Material provided:
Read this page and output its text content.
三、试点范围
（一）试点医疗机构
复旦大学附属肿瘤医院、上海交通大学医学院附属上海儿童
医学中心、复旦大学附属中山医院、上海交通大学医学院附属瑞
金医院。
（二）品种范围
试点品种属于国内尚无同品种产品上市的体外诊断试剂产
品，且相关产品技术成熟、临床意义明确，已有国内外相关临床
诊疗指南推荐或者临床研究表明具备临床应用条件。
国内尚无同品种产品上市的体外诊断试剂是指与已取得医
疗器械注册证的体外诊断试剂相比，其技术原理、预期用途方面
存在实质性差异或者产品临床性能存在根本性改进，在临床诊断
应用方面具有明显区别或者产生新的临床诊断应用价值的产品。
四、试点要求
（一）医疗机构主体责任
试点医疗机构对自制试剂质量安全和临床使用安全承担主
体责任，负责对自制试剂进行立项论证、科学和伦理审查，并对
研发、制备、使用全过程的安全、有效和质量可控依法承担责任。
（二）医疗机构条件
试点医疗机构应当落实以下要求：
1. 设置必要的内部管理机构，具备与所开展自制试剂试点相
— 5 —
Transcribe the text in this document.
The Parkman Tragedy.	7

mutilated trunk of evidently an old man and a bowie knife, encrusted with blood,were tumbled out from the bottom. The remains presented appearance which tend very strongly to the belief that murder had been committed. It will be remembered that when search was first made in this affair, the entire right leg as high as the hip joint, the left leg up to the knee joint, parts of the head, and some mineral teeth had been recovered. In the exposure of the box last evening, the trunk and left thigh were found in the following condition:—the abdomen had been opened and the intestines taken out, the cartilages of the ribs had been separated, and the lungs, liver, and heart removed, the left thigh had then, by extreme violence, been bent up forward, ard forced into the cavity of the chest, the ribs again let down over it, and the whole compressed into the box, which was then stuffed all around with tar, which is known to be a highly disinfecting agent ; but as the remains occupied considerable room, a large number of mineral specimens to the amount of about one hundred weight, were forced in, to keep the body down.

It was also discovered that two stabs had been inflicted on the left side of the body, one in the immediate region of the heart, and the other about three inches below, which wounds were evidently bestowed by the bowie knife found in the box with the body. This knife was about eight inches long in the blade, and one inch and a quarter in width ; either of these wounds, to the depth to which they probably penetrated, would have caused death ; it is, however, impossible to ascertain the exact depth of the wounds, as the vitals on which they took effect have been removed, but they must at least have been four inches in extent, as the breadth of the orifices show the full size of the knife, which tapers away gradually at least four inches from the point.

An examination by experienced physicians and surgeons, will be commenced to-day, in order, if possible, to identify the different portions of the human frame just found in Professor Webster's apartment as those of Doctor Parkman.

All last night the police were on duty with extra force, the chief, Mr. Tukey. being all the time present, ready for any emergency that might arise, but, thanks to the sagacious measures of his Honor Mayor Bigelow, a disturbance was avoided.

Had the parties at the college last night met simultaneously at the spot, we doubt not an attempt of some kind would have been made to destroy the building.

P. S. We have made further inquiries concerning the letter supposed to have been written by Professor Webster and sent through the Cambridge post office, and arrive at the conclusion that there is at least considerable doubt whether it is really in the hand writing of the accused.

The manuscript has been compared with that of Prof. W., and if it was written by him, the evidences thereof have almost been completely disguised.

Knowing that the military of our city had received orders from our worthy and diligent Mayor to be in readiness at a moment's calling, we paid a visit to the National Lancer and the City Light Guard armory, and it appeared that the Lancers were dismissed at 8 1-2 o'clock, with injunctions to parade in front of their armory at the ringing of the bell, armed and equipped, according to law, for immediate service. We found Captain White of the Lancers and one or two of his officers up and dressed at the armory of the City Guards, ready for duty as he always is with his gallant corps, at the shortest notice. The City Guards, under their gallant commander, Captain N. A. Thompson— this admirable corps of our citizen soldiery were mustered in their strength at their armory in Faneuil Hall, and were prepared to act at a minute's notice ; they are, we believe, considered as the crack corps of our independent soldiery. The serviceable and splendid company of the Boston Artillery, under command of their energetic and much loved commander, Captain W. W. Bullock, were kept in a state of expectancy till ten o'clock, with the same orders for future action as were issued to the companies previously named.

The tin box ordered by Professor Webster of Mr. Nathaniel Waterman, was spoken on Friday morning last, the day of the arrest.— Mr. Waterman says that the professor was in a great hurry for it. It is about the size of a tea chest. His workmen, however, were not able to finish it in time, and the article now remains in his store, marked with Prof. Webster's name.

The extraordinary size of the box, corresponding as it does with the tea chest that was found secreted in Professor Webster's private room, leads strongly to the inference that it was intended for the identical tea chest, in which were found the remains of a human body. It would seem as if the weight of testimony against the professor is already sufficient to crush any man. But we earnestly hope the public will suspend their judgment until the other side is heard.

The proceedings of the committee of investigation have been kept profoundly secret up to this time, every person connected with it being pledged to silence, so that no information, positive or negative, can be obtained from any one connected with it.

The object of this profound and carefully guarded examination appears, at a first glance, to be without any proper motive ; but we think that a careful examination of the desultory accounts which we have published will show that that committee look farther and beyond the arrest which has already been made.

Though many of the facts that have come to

Written exercise:
Write out the whole listing again, exactly as it stands.

Finished task:
Read this page and output its text content.
三、试点范围
（一）试点医疗机构
复旦大学附属肿瘤医院、上海交通大学医学院附属上海儿童
医学中心、复旦大学附属中山医院、上海交通大学医学院附属瑞
金医院。
（二）品种范围
试点品种属于国内尚无同品种产品上市的体外诊断试剂产
品，且相关产品技术成熟、临床意义明确，已有国内外相关临床
诊疗指南推荐或者临床研究表明具备临床应用条件。
国内尚无同品种产品上市的体外诊断试剂是指与已取得医
疗器械注册证的体外诊断试剂相比，其技术原理、预期用途方面
存在实质性差异或者产品临床性能存在根本性改进，在临床诊断
应用方面具有明显区别或者产生新的临床诊断应用价值的产品。
四、试点要求
（一）医疗机构主体责任
试点医疗机构对自制试剂质量安全和临床使用安全承担主
体责任，负责对自制试剂进行立项论证、科学和伦理审查，并对
研发、制备、使用全过程的安全、有效和质量可控依法承担责任。
（二）医疗机构条件
试点医疗机构应当落实以下要求：
1. 设置必要的内部管理机构，具备与所开展自制试剂试点相
— 5 —
Transcribe the text in this document.
The Parkman Tragedy.	7

mutilated trunk of evidently an old man and a bowie knife, encrusted with blood,were tumbled out from the bottom. The remains presented appearance which tend very strongly to the belief that murder had been committed. It will be remembered that when search was first made in this affair, the entire right leg as high as the hip joint, the left leg up to the knee joint, parts of the head, and some mineral teeth had been recovered. In the exposure of the box last evening, the trunk and left thigh were found in the following condition:—the abdomen had been opened and the intestines taken out, the cartilages of the ribs had been separated, and the lungs, liver, and heart removed, the left thigh had then, by extreme violence, been bent up forward, ard forced into the cavity of the chest, the ribs again let down over it, and the whole compressed into the box, which was then stuffed all around with tar, which is known to be a highly disinfecting agent ; but as the remains occupied considerable room, a large number of mineral specimens to the amount of about one hundred weight, were forced in, to keep the body down.

It was also discovered that two stabs had been inflicted on the left side of the body, one in the immediate region of the heart, and the other about three inches below, which wounds were evidently bestowed by the bowie knife found in the box with the body. This knife was about eight inches long in the blade, and one inch and a quarter in width ; either of these wounds, to the depth to which they probably penetrated, would have caused death ; it is, however, impossible to ascertain the exact depth of the wounds, as the vitals on which they took effect have been removed, but they must at least have been four inches in extent, as the breadth of the orifices show the full size of the knife, which tapers away gradually at least four inches from the point.

An examination by experienced physicians and surgeons, will be commenced to-day, in order, if possible, to identify the different portions of the human frame just found in Professor Webster's apartment as those of Doctor Parkman.

All last night the police were on duty with extra force, the chief, Mr. Tukey. being all the time present, ready for any emergency that might arise, but, thanks to the sagacious measures of his Honor Mayor Bigelow, a disturbance was avoided.

Had the parties at the college last night met simultaneously at the spot, we doubt not an attempt of some kind would have been made to destroy the building.

P. S. We have made further inquiries concerning the letter supposed to have been written by Professor Webster and sent through the Cambridge post office, and arrive at the conclusion that there is at least considerable doubt whether it is really in the hand writing of the accused.

The manuscript has been compared with that of Prof. W., and if it was written by him, the evidences thereof have almost been completely disguised.

Knowing that the military of our city had received orders from our worthy and diligent Mayor to be in readiness at a moment's calling, we paid a visit to the National Lancer and the City Light Guard armory, and it appeared that the Lancers were dismissed at 8 1-2 o'clock, with injunctions to parade in front of their armory at the ringing of the bell, armed and equipped, according to law, for immediate service. We found Captain White of the Lancers and one or two of his officers up and dressed at the armory of the City Guards, ready for duty as he always is with his gallant corps, at the shortest notice. The City Guards, under their gallant commander, Captain N. A. Thompson— this admirable corps of our citizen soldiery were mustered in their strength at their armory in Faneuil Hall, and were prepared to act at a minute's notice ; they are, we believe, considered as the crack corps of our independent soldiery. The serviceable and splendid company of the Boston Artillery, under command of their energetic and much loved commander, Captain W. W. Bullock, were kept in a state of expectancy till ten o'clock, with the same orders for future action as were issued to the companies previously named.

The tin box ordered by Professor Webster of Mr. Nathaniel Waterman, was spoken on Friday morning last, the day of the arrest.— Mr. Waterman says that the professor was in a great hurry for it. It is about the size of a tea chest. His workmen, however, were not able to finish it in time, and the article now remains in his store, marked with Prof. Webster's name.

The extraordinary size of the box, corresponding as it does with the tea chest that was found secreted in Professor Webster's private room, leads strongly to the inference that it was intended for the identical tea chest, in which were found the remains of a human body. It would seem as if the weight of testimony against the professor is already sufficient to crush any man. But we earnestly hope the public will suspend their judgment until the other side is heard.

The proceedings of the committee of investigation have been kept profoundly secret up to this time, every person connected with it being pledged to silence, so that no information, positive or negative, can be obtained from any one connected with it.

The object of this profound and carefully guarded examination appears, at a first glance, to be without any proper motive ; but we think that a careful examination of the desultory accounts which we have published will show that that committee look farther and beyond the arrest which has already been made.

Though many of the facts that have come to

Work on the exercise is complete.